Data excerpts
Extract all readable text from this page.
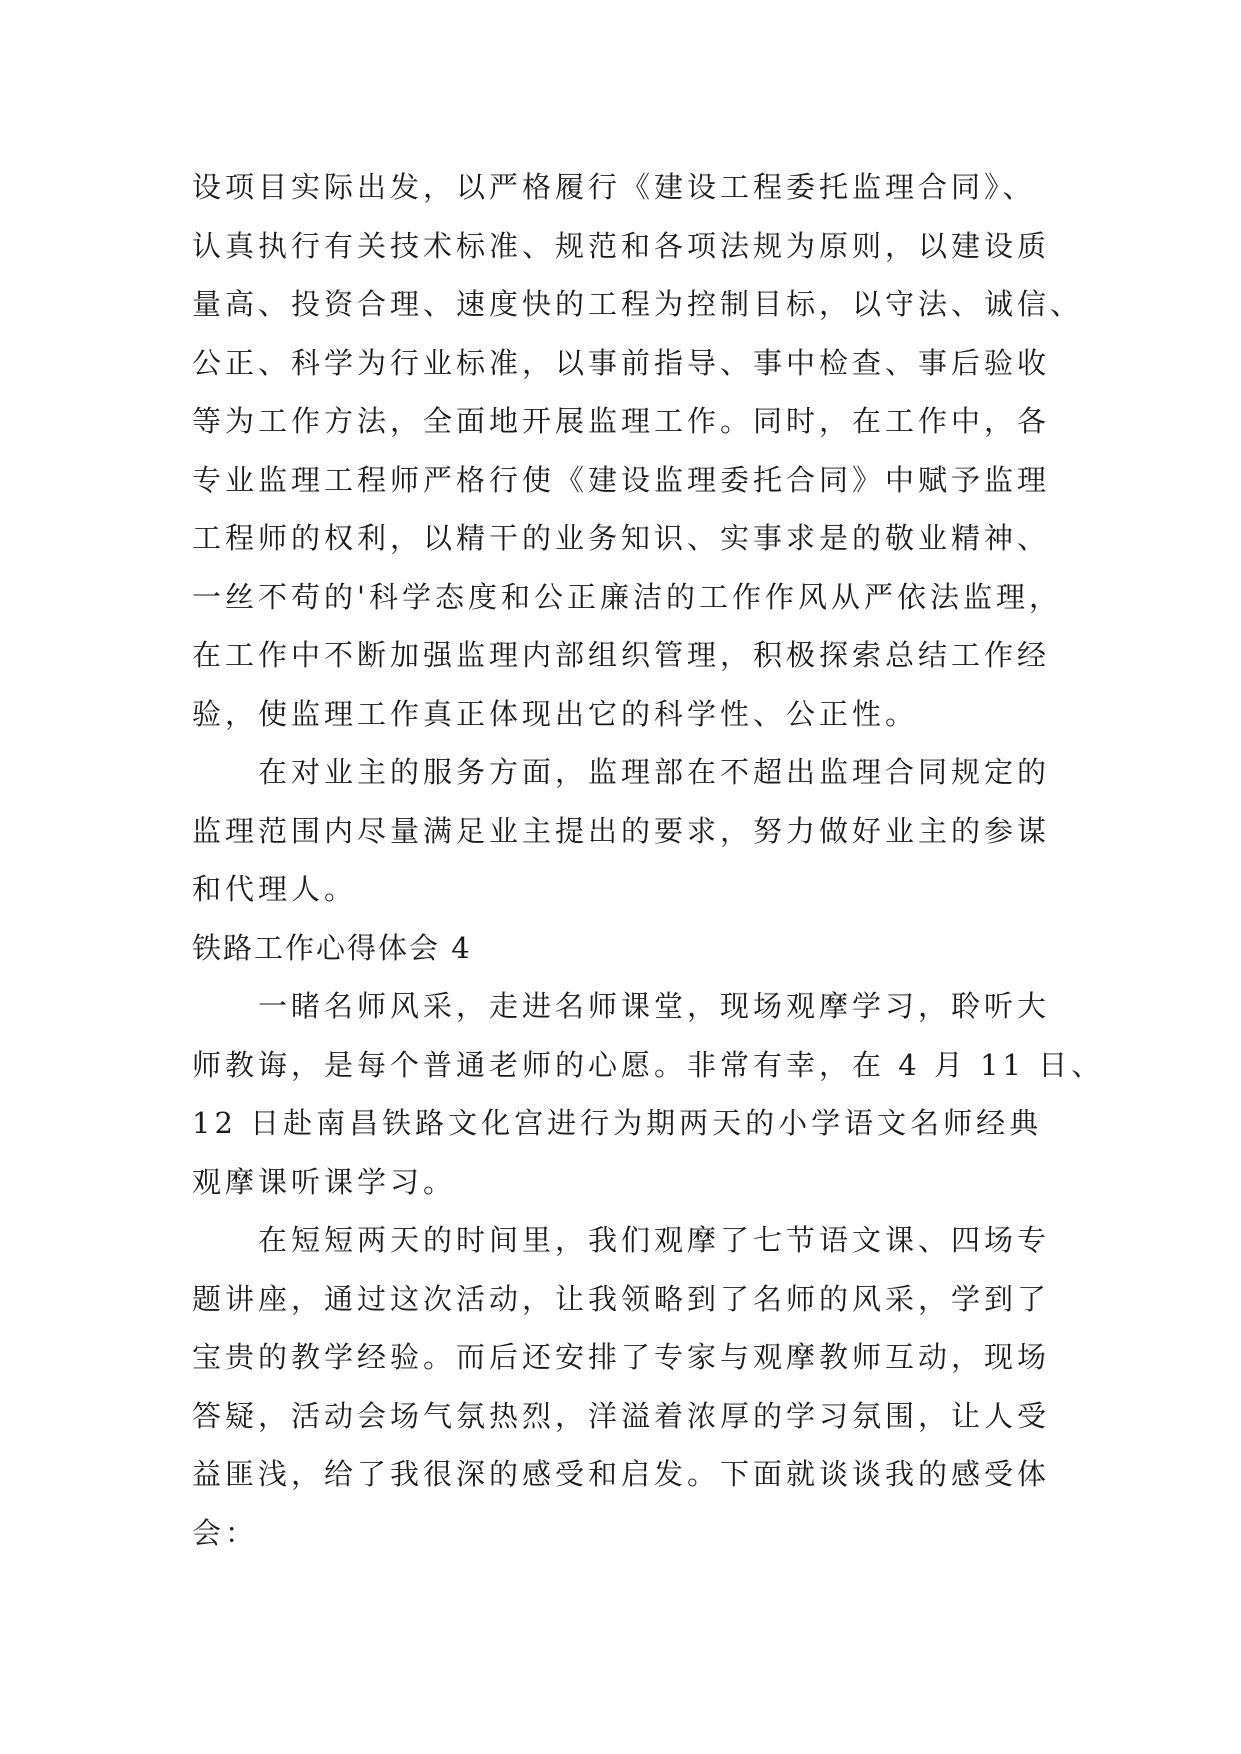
设项目实际出发，以严格履行《建设工程委托监理合同》、
认真执行有关技术标准、规范和各项法规为原则，以建设质
量高、投资合理、速度快的工程为控制目标，以守法、诚信、
公正、科学为行业标准，以事前指导、事中检查、事后验收
等为工作方法，全面地开展监理工作。同时，在工作中，各
专业监理工程师严格行使《建设监理委托合同》中赋予监理
工程师的权利，以精干的业务知识、实事求是的敬业精神、
一丝不苟的'科学态度和公正廉洁的工作作风从严依法监理，
在工作中不断加强监理内部组织管理，积极探索总结工作经
验，使监理工作真正体现出它的科学性、公正性。
　　在对业主的服务方面，监理部在不超出监理合同规定的
监理范围内尽量满足业主提出的要求，努力做好业主的参谋
和代理人。
铁路工作心得体会 4
　　一睹名师风采，走进名师课堂，现场观摩学习，聆听大
师教诲，是每个普通老师的心愿。非常有幸，在 4 月 11 日、
12 日赴南昌铁路文化宫进行为期两天的小学语文名师经典
观摩课听课学习。
　　在短短两天的时间里，我们观摩了七节语文课、四场专
题讲座，通过这次活动，让我领略到了名师的风采，学到了
宝贵的教学经验。而后还安排了专家与观摩教师互动，现场
答疑，活动会场气氛热烈，洋溢着浓厚的学习氛围，让人受
益匪浅，给了我很深的感受和启发。下面就谈谈我的感受体
会：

• Objective:
All the lines above are to be given again exactly as they read, with the pictures removed.

• Written answer:
Extract all readable text from this page.
设项目实际出发，以严格履行《建设工程委托监理合同》、
认真执行有关技术标准、规范和各项法规为原则，以建设质
量高、投资合理、速度快的工程为控制目标，以守法、诚信、
公正、科学为行业标准，以事前指导、事中检查、事后验收
等为工作方法，全面地开展监理工作。同时，在工作中，各
专业监理工程师严格行使《建设监理委托合同》中赋予监理
工程师的权利，以精干的业务知识、实事求是的敬业精神、
一丝不苟的'科学态度和公正廉洁的工作作风从严依法监理，
在工作中不断加强监理内部组织管理，积极探索总结工作经
验，使监理工作真正体现出它的科学性、公正性。
　　在对业主的服务方面，监理部在不超出监理合同规定的
监理范围内尽量满足业主提出的要求，努力做好业主的参谋
和代理人。
铁路工作心得体会 4
　　一睹名师风采，走进名师课堂，现场观摩学习，聆听大
师教诲，是每个普通老师的心愿。非常有幸，在 4 月 11 日、
12 日赴南昌铁路文化宫进行为期两天的小学语文名师经典
观摩课听课学习。
　　在短短两天的时间里，我们观摩了七节语文课、四场专
题讲座，通过这次活动，让我领略到了名师的风采，学到了
宝贵的教学经验。而后还安排了专家与观摩教师互动，现场
答疑，活动会场气氛热烈，洋溢着浓厚的学习氛围，让人受
益匪浅，给了我很深的感受和启发。下面就谈谈我的感受体
会：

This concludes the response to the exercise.